Dataset items:
━━━━━━━━━━━━━━━━━━━━━━━━━━━━━━
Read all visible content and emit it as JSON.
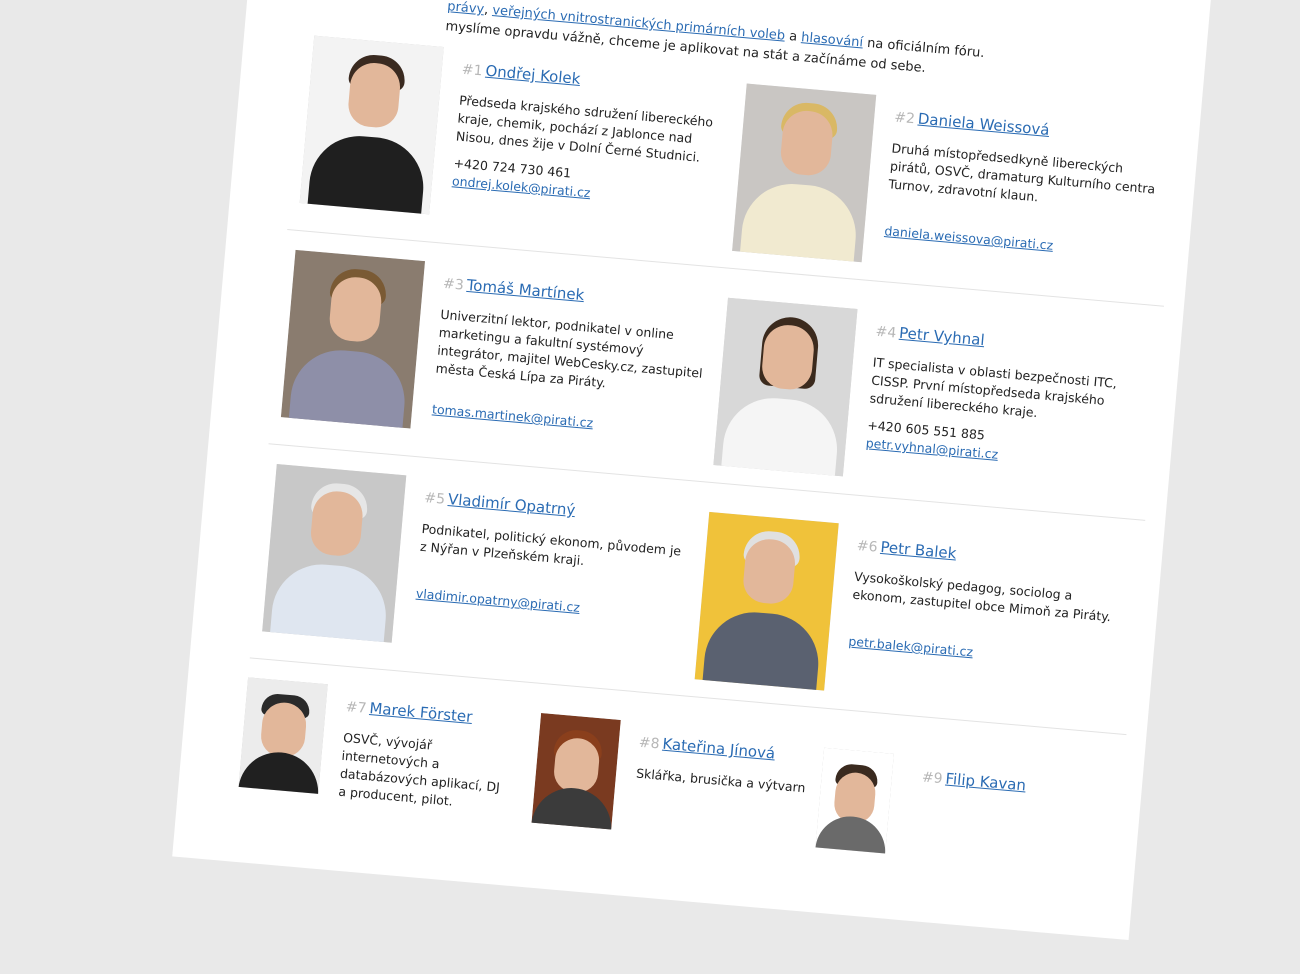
{
  "intro": {
    "line1_links": [
      "právy",
      "veřejných vnitrostranických primárních voleb",
      "hlasování"
    ],
    "line1_parts": [
      ",",
      "a",
      "na oficiálním fóru."
    ],
    "line2": "myslíme opravdu vážně, chceme je aplikovat na stát a začínáme od sebe."
  },
  "candidates": [
    {
      "rank": "#1",
      "name": "Ondřej Kolek",
      "desc": "Předseda krajského sdružení libereckého kraje, chemik, pochází z Jablonce nad Nisou, dnes žije v Dolní Černé Studnici.",
      "phone": "+420 724 730 461",
      "email": "ondrej.kolek@pirati.cz"
    },
    {
      "rank": "#2",
      "name": "Daniela Weissová",
      "desc": "Druhá místopředsedkyně libereckých pirátů, OSVČ, dramaturg Kulturního centra Turnov, zdravotní klaun.",
      "phone": "",
      "email": "daniela.weissova@pirati.cz"
    },
    {
      "rank": "#3",
      "name": "Tomáš Martínek",
      "desc": "Univerzitní lektor, podnikatel v online marketingu a fakultní systémový integrátor, majitel WebCesky.cz, zastupitel města Česká Lípa za Piráty.",
      "phone": "",
      "email": "tomas.martinek@pirati.cz"
    },
    {
      "rank": "#4",
      "name": "Petr Vyhnal",
      "desc": "IT specialista v oblasti bezpečnosti ITC, CISSP. První místopředseda krajského sdružení libereckého kraje.",
      "phone": "+420 605 551 885",
      "email": "petr.vyhnal@pirati.cz"
    },
    {
      "rank": "#5",
      "name": "Vladimír Opatrný",
      "desc": "Podnikatel, politický ekonom, původem je z Nýřan v Plzeňském kraji.",
      "phone": "",
      "email": "vladimir.opatrny@pirati.cz"
    },
    {
      "rank": "#6",
      "name": "Petr Balek",
      "desc": "Vysokoškolský pedagog, sociolog a ekonom, zastupitel obce Mimoň za Piráty.",
      "phone": "",
      "email": "petr.balek@pirati.cz"
    },
    {
      "rank": "#7",
      "name": "Marek Förster",
      "desc": "OSVČ, vývojář internetových a databázových aplikací, DJ a producent, pilot.",
      "phone": "",
      "email": ""
    },
    {
      "rank": "#8",
      "name": "Kateřina Jínová",
      "desc": "Sklářka, brusička a výtvarn",
      "phone": "",
      "email": ""
    },
    {
      "rank": "#9",
      "name": "Filip Kavan",
      "desc": "",
      "phone": "",
      "email": ""
    }
  ],
  "colors": {
    "link": "#2a6bb3",
    "rank": "#b7b7b7",
    "text": "#222222"
  }
}
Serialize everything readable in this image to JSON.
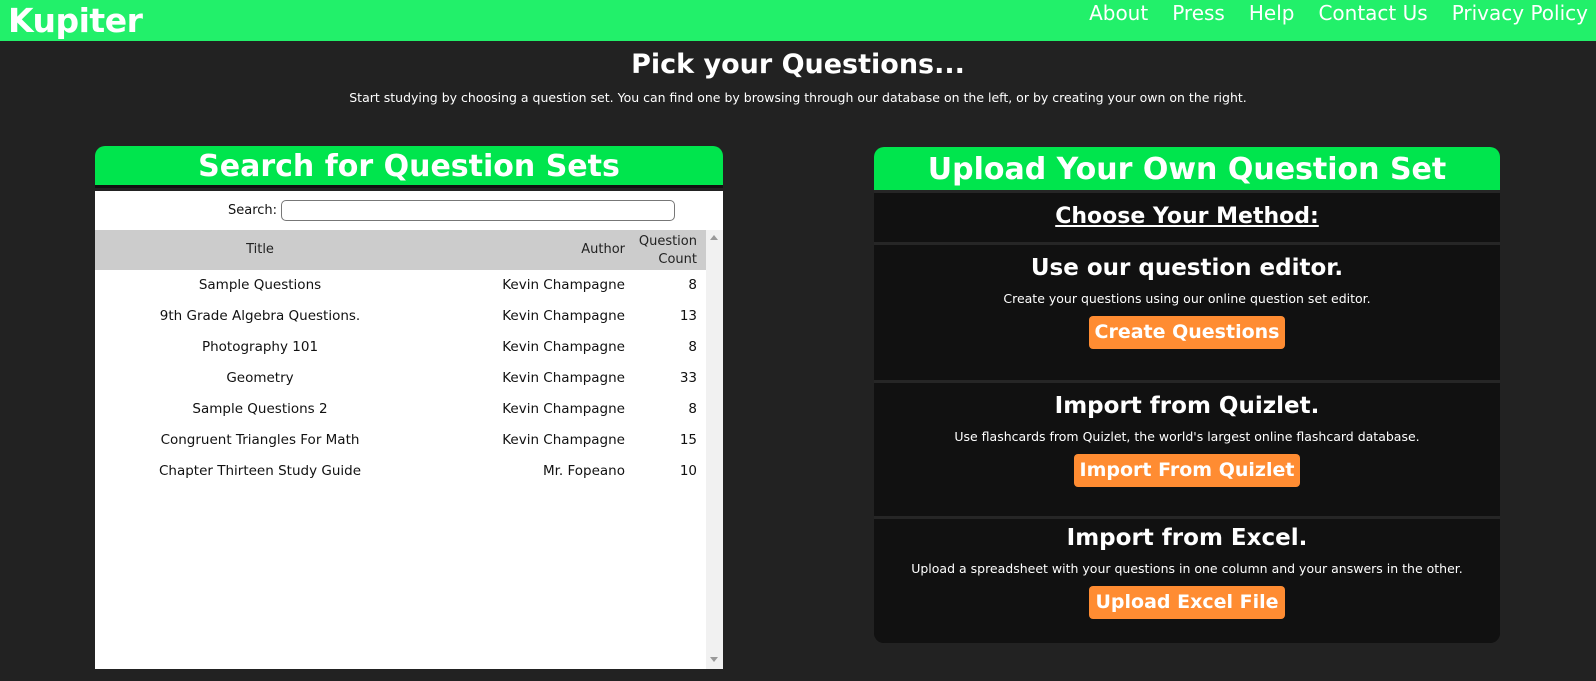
{
  "app": {
    "brand": "Kupiter",
    "nav": [
      "About",
      "Press",
      "Help",
      "Contact Us",
      "Privacy Policy"
    ]
  },
  "page": {
    "heading": "Pick your Questions...",
    "subheading": "Start studying by choosing a question set. You can find one by browsing through our database on the left, or by creating your own on the right."
  },
  "search_panel": {
    "title": "Search for Question Sets",
    "search_label": "Search:",
    "search_value": "",
    "columns": {
      "title": "Title",
      "author": "Author",
      "count_line1": "Question",
      "count_line2": "Count"
    },
    "rows": [
      {
        "title": "Sample Questions",
        "author": "Kevin Champagne",
        "count": "8"
      },
      {
        "title": "9th Grade Algebra Questions.",
        "author": "Kevin Champagne",
        "count": "13"
      },
      {
        "title": "Photography 101",
        "author": "Kevin Champagne",
        "count": "8"
      },
      {
        "title": "Geometry",
        "author": "Kevin Champagne",
        "count": "33"
      },
      {
        "title": "Sample Questions 2",
        "author": "Kevin Champagne",
        "count": "8"
      },
      {
        "title": "Congruent Triangles For Math",
        "author": "Kevin Champagne",
        "count": "15"
      },
      {
        "title": "Chapter Thirteen Study Guide",
        "author": "Mr. Fopeano",
        "count": "10"
      }
    ]
  },
  "upload_panel": {
    "title": "Upload Your Own Question Set",
    "method_title": "Choose Your Method:",
    "editor": {
      "title": "Use our question editor.",
      "desc": "Create your questions using our online question set editor.",
      "button": "Create Questions"
    },
    "quizlet": {
      "title": "Import from Quizlet.",
      "desc": "Use flashcards from Quizlet, the world's largest online flashcard database.",
      "button": "Import From Quizlet"
    },
    "excel": {
      "title": "Import from Excel.",
      "desc": "Upload a spreadsheet with your questions in one column and your answers in the other.",
      "button": "Upload Excel File"
    }
  },
  "colors": {
    "topbar": "#22f06a",
    "panel_header": "#00e54d",
    "button": "#ff8c32",
    "background": "#222222"
  }
}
━━━━━━━━━━━━━━━━━━━━━━━━━━━━━━
THE REQUEST: Each line with the string "OSVČ" in it needs to be found and copied.

FULL SOLUTION:
      "desc": "Druhá místopředsedkyně libereckých pirátů, OSVČ, dramaturg Kulturního centra Turnov, zdravotní klaun.",
      "desc": "OSVČ, vývojář internetových a databázových aplikací, DJ a producent, pilot.",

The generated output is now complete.